SHORT TASK -> For each line in the data below that holds "emoji", return a copy.

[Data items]
--- Begin ---
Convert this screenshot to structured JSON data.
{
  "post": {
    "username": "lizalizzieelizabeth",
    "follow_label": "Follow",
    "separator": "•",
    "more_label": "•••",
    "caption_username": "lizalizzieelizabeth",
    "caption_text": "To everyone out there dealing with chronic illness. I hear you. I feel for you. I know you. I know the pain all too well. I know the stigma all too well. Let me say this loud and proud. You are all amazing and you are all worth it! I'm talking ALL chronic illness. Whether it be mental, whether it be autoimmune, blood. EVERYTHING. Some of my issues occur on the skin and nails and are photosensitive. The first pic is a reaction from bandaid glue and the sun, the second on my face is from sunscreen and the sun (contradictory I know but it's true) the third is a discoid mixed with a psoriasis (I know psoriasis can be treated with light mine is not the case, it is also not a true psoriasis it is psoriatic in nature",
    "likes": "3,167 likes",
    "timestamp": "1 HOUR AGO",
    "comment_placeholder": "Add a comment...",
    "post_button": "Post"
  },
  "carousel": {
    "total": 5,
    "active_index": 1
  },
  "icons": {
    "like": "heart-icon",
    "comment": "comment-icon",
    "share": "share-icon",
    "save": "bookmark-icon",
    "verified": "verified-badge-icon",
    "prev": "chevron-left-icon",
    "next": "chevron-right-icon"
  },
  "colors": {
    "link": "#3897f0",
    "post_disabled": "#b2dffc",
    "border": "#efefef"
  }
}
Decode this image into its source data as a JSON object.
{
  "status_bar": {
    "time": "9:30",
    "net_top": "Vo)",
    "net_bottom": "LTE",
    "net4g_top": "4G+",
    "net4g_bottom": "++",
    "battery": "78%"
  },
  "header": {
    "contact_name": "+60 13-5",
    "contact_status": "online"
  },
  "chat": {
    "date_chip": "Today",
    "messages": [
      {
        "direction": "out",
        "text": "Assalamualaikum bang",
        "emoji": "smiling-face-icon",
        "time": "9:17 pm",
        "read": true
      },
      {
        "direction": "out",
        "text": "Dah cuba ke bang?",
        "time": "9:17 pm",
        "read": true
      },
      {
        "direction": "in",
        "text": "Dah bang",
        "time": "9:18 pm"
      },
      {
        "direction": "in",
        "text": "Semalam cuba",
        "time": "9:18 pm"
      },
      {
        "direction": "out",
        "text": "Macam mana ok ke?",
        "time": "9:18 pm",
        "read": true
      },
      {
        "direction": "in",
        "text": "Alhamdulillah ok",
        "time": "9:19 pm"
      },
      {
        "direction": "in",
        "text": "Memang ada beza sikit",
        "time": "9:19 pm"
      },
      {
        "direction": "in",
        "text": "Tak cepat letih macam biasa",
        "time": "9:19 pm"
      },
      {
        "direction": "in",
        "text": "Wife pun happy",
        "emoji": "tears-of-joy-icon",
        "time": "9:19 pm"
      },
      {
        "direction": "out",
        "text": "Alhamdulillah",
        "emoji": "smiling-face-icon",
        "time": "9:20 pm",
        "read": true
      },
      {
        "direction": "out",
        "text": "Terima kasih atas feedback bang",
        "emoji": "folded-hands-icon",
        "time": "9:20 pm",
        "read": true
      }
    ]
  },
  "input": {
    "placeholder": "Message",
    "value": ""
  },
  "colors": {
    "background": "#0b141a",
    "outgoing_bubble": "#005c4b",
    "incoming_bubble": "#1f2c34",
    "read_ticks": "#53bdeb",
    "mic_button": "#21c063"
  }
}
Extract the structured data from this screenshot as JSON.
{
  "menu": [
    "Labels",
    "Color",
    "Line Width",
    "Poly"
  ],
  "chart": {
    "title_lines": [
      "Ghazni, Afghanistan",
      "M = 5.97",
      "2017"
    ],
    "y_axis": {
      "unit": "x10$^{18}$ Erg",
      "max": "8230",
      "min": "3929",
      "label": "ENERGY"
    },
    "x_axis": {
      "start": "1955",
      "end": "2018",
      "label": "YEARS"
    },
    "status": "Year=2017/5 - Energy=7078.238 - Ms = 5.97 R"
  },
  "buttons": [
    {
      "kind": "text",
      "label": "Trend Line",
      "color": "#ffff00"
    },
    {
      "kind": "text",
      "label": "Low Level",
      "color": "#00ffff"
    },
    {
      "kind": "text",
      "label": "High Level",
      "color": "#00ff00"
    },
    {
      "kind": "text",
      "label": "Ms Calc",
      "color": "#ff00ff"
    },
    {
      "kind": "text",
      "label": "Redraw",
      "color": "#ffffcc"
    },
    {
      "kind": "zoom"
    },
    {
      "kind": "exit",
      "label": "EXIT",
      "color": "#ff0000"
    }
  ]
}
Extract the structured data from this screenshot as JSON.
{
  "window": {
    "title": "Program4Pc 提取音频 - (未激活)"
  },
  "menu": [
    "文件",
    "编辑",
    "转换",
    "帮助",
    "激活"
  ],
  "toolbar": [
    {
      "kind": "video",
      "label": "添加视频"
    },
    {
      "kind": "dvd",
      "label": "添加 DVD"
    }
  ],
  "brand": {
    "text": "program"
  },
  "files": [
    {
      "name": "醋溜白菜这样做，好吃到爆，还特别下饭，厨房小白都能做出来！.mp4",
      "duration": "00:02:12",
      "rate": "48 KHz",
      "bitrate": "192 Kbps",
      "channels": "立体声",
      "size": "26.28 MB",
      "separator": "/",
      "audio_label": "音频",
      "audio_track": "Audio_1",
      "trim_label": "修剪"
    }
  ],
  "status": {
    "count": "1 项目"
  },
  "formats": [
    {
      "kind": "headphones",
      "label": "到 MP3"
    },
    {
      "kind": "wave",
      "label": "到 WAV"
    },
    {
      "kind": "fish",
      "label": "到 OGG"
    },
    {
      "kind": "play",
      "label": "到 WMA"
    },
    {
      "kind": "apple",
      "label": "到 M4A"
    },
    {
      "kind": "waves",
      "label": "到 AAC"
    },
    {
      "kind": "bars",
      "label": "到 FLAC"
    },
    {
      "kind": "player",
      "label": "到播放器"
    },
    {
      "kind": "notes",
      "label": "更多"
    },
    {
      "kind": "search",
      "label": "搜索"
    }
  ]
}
--- End ---
RESPONSE TO THIS EXERCISE ->
        "emoji": "smiling-face-icon",
        "emoji": "tears-of-joy-icon",
        "emoji": "smiling-face-icon",
        "emoji": "folded-hands-icon",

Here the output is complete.